══ THE INPUT

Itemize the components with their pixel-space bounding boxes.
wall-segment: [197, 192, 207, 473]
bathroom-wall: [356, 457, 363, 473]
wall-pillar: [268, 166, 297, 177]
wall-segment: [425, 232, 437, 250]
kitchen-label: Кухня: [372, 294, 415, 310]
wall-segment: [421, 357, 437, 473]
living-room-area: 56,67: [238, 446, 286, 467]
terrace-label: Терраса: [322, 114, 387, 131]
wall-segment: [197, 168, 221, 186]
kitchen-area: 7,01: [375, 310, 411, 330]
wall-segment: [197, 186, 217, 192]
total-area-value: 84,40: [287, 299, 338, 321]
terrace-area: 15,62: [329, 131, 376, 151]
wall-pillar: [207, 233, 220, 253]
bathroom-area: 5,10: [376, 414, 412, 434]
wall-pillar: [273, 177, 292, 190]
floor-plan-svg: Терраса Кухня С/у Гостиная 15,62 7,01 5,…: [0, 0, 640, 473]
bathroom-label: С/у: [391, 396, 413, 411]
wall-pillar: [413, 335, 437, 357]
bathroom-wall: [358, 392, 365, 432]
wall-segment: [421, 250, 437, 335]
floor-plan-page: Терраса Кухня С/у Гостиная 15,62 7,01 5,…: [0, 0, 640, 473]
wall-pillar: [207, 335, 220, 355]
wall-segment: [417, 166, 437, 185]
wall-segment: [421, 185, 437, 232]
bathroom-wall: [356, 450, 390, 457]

════
══ THE INPUT

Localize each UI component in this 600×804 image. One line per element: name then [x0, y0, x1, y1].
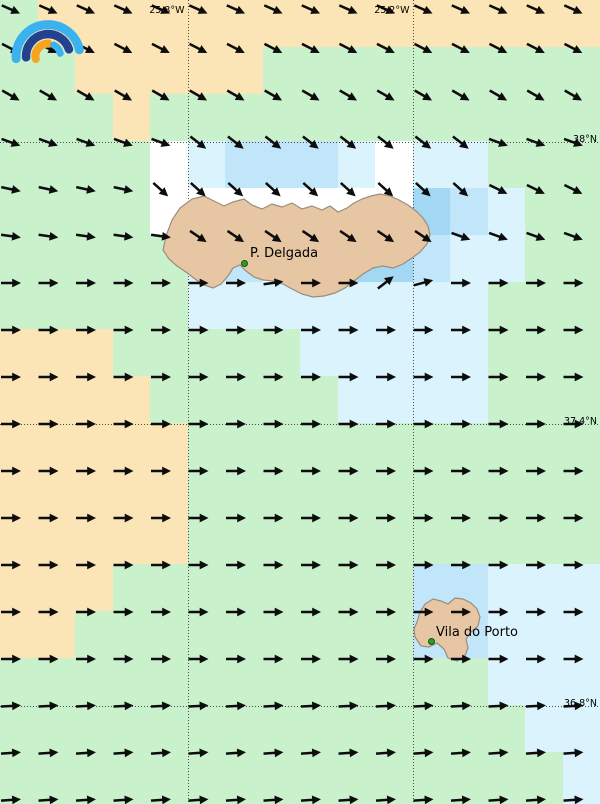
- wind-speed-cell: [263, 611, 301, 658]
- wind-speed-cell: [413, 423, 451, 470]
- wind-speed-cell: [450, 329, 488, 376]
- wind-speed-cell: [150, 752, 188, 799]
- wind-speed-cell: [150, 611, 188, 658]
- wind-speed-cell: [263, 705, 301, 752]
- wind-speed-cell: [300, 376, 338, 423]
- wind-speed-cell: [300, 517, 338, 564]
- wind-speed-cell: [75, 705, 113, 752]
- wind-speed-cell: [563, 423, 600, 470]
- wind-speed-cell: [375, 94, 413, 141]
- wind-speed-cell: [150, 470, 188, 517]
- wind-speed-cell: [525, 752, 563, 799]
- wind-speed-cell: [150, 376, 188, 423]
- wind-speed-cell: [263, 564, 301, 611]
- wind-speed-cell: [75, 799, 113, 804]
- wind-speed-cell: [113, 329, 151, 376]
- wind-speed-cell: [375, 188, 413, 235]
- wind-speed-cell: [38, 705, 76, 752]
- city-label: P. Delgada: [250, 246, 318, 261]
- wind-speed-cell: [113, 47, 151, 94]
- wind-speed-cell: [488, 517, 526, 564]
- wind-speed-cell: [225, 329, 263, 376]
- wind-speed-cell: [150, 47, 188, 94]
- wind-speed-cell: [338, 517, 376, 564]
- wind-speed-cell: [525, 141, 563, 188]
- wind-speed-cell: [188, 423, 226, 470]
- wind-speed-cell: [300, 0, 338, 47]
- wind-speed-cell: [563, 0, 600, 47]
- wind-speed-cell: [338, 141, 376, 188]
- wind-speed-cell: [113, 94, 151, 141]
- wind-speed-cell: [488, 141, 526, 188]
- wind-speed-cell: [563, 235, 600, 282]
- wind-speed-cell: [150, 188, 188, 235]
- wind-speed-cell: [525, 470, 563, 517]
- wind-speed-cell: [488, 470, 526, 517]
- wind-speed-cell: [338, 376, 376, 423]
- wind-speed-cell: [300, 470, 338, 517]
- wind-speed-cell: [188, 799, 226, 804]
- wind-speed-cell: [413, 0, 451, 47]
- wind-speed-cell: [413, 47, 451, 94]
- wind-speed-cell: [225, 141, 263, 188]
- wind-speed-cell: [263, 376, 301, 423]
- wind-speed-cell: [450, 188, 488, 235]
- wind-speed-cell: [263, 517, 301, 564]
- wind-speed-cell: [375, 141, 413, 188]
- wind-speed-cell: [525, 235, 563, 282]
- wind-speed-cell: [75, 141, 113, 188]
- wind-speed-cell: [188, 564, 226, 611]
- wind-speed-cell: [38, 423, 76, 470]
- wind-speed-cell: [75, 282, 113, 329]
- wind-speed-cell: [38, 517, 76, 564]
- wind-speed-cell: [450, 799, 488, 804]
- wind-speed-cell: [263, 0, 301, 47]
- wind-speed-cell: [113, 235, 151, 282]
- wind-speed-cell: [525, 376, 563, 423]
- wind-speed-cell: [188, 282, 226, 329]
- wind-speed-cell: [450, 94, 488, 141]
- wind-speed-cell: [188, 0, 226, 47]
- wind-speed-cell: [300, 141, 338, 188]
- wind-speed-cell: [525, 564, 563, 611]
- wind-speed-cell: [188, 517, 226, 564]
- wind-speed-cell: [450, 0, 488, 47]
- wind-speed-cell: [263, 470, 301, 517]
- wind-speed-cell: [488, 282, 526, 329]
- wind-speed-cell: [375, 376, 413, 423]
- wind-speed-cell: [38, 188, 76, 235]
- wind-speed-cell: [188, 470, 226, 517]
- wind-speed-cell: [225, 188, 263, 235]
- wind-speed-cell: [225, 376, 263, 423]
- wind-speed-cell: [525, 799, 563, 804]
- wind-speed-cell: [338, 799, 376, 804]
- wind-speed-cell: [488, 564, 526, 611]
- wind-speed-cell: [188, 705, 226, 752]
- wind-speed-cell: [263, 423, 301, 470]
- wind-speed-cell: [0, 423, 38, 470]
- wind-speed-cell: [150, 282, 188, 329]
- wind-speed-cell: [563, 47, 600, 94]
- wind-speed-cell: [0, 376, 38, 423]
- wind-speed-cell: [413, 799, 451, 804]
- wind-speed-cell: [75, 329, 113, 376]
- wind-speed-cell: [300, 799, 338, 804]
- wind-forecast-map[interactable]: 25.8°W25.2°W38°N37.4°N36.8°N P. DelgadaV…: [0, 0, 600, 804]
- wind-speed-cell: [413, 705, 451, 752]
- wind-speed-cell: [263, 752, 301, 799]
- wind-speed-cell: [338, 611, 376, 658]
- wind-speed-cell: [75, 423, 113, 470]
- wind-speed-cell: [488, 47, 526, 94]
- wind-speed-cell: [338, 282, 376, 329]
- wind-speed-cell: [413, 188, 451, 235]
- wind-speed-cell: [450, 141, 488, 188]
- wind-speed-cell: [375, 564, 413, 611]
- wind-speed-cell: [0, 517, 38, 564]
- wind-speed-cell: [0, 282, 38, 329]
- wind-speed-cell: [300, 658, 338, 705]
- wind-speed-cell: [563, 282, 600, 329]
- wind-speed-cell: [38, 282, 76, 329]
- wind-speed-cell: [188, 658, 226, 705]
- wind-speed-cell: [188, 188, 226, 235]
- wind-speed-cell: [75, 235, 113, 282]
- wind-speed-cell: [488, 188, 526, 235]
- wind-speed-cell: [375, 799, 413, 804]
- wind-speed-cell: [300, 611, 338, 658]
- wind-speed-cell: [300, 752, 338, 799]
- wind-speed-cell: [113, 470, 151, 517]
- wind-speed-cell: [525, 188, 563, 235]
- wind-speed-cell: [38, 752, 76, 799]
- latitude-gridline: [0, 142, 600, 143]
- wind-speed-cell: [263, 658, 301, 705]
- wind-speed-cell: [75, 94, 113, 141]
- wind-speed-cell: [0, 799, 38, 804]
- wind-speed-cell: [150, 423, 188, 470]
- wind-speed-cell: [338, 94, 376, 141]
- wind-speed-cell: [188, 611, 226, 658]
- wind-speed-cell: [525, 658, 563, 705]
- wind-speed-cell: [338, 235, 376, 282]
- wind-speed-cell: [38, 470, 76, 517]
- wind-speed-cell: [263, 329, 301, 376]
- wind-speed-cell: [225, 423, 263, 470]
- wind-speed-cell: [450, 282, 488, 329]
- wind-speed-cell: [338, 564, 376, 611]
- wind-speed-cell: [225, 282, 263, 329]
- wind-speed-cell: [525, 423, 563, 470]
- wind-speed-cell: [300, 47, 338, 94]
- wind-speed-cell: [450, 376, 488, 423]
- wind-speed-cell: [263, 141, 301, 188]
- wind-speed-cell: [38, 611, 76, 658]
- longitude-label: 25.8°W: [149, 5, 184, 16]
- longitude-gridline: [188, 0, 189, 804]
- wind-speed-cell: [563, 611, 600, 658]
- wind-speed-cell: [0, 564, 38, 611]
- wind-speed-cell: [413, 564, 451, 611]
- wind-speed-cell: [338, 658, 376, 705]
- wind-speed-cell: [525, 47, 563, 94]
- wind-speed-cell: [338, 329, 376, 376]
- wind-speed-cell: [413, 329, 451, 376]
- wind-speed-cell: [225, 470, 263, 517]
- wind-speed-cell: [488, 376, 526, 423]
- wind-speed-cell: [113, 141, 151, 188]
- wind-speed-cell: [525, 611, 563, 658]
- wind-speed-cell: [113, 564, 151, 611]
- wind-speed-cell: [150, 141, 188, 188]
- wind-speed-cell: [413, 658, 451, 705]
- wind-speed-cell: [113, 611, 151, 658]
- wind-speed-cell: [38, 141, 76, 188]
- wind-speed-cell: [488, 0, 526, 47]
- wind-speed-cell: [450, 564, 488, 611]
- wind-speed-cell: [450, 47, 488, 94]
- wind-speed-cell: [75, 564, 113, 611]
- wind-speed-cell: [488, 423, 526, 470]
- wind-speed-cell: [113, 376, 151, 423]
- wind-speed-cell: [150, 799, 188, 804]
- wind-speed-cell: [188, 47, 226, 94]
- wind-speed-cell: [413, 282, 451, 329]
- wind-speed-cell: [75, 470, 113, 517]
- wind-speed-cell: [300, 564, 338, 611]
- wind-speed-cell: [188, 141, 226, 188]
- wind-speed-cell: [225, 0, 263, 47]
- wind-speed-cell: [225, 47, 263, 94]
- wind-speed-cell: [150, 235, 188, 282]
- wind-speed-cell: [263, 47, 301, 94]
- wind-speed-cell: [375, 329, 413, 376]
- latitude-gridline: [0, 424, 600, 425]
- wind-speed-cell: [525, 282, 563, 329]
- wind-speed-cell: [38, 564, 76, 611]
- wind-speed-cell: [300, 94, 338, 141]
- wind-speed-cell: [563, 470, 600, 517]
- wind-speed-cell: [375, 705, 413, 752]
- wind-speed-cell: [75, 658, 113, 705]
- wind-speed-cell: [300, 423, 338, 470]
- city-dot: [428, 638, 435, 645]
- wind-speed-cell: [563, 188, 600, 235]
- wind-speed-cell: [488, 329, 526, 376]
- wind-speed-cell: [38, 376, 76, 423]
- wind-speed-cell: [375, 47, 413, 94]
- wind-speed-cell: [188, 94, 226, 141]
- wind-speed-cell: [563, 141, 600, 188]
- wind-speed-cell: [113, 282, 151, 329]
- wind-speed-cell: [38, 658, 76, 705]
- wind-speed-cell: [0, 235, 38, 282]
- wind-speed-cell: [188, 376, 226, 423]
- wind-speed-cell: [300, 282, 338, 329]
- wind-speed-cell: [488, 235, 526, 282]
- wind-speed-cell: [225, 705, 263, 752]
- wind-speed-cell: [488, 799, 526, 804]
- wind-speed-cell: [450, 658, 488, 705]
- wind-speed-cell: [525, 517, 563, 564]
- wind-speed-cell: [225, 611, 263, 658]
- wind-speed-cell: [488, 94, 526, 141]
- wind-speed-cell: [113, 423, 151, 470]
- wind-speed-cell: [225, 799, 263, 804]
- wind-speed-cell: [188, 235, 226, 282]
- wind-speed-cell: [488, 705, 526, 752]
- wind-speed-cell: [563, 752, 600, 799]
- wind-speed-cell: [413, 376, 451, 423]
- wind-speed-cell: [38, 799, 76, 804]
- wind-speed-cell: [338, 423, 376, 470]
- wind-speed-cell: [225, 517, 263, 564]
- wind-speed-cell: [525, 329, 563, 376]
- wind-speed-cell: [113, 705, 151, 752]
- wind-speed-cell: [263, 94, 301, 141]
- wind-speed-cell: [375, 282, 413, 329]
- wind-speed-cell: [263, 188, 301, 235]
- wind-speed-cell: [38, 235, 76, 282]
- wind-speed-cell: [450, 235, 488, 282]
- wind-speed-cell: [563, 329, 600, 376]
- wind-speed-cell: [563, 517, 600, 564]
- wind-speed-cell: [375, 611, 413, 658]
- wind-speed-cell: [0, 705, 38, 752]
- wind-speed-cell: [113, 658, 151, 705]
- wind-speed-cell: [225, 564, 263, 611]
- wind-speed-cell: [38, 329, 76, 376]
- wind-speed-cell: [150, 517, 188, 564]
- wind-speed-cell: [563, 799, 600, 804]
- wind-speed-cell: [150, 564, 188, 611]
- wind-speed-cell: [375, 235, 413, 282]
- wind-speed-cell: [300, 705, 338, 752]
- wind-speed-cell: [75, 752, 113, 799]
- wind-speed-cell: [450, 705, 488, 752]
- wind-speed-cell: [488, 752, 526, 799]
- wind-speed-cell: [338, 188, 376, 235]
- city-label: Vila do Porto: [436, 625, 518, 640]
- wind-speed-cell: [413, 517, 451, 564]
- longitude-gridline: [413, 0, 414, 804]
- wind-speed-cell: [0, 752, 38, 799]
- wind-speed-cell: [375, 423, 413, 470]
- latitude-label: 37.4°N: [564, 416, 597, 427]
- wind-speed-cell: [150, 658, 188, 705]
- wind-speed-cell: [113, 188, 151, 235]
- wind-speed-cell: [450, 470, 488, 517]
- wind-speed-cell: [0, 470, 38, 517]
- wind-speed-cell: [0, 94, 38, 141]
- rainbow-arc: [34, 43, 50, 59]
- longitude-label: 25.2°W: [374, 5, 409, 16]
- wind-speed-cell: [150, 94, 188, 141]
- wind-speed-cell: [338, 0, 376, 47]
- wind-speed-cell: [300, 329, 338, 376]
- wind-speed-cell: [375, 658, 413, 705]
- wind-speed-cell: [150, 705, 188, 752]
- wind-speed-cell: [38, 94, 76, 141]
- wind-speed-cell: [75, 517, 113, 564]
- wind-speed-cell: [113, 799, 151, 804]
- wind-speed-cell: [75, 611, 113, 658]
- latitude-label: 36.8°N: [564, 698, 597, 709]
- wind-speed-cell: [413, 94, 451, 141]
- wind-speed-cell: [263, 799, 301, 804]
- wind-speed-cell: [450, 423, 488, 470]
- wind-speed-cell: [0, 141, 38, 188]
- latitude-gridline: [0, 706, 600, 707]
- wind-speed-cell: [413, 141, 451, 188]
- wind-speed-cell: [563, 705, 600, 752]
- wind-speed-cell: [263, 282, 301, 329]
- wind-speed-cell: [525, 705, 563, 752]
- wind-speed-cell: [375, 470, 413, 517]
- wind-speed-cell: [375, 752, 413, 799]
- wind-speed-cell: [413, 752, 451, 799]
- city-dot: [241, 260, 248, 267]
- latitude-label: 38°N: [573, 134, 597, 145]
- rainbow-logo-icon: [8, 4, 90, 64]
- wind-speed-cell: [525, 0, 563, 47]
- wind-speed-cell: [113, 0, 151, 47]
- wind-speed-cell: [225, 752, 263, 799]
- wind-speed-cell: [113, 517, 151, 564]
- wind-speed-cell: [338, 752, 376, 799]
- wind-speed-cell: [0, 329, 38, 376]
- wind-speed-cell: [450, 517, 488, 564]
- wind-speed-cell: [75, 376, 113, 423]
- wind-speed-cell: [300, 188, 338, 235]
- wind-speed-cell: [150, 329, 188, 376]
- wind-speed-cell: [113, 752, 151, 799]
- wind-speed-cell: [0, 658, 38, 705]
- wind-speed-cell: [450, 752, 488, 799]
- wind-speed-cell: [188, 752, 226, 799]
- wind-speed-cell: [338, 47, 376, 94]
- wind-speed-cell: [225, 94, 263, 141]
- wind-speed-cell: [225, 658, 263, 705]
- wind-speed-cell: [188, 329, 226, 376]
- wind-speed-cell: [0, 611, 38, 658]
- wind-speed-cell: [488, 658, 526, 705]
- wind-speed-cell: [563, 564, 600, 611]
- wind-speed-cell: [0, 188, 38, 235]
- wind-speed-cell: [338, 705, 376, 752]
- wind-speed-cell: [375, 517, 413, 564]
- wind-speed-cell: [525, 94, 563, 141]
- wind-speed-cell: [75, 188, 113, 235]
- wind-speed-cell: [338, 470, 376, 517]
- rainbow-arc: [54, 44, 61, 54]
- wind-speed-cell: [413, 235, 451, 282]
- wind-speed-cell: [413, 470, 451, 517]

════
══ THE INPUT

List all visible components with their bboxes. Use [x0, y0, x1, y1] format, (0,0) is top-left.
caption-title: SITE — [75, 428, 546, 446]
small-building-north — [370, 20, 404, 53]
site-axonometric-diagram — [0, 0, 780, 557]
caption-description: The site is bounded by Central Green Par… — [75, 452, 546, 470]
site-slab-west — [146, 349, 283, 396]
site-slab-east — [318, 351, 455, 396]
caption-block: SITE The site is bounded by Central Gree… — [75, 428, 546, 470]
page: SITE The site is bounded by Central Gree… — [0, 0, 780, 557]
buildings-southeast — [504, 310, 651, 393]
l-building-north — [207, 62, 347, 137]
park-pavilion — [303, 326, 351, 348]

════

#### DIRECTIVE:
Can you rewrite the lines starting with the line containing "List all visible" and going on through the line containing "site-slab-west — [146, 349, 283, 396]", substituting "elements" for "components" and keeping everything else the same?

#### REPLY TO THE TASK:
List all visible elements with their bboxes. Use [x0, y0, x1, y1] format, (0,0) is top-left.
caption-title: SITE — [75, 428, 546, 446]
small-building-north — [370, 20, 404, 53]
site-axonometric-diagram — [0, 0, 780, 557]
caption-description: The site is bounded by Central Green Par… — [75, 452, 546, 470]
site-slab-west — [146, 349, 283, 396]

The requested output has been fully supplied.